### DATA ENTRIES
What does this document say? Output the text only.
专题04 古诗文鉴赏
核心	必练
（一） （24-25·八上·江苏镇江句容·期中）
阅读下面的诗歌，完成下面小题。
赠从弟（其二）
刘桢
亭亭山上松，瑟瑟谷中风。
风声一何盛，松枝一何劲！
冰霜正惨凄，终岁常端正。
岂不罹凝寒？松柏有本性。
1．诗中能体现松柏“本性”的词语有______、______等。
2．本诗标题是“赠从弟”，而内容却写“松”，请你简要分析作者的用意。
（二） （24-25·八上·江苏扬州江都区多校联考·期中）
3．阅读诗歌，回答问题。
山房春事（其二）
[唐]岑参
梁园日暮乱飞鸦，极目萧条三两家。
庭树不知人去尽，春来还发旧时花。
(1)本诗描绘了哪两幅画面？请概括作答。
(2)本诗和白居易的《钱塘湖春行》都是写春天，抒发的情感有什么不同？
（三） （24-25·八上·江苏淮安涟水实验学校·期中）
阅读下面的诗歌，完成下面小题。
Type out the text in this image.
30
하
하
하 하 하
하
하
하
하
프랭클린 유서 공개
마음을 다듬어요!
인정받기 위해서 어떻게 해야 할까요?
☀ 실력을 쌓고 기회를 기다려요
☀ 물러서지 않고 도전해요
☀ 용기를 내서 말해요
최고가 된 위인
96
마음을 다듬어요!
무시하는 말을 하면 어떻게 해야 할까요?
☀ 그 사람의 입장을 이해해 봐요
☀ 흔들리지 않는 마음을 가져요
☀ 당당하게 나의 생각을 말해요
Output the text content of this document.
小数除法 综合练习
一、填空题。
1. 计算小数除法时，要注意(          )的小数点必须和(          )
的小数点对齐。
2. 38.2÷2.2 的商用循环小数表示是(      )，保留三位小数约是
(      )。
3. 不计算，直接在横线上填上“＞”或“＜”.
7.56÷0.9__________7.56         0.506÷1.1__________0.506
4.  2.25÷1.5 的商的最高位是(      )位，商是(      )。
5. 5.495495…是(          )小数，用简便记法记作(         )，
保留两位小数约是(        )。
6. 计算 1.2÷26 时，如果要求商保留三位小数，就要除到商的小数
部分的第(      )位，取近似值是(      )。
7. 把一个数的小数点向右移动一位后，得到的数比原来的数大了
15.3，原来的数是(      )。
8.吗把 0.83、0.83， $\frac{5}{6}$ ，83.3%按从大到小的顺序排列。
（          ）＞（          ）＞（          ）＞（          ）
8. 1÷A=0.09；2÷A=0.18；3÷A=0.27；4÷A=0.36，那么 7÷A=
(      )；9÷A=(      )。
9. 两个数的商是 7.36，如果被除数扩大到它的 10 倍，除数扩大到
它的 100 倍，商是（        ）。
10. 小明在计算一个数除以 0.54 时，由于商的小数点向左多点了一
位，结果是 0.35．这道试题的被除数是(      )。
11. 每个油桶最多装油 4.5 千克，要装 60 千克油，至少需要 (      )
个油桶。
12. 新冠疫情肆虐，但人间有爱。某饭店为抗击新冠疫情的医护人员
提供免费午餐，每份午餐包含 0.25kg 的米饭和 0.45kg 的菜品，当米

### TASK BRIEF
Check each line above for the word "text" and copy the ones that have it.

### THE OUTPUT
What does this document say? Output the text only.
Type out the text in this image.
Output the text content of this document.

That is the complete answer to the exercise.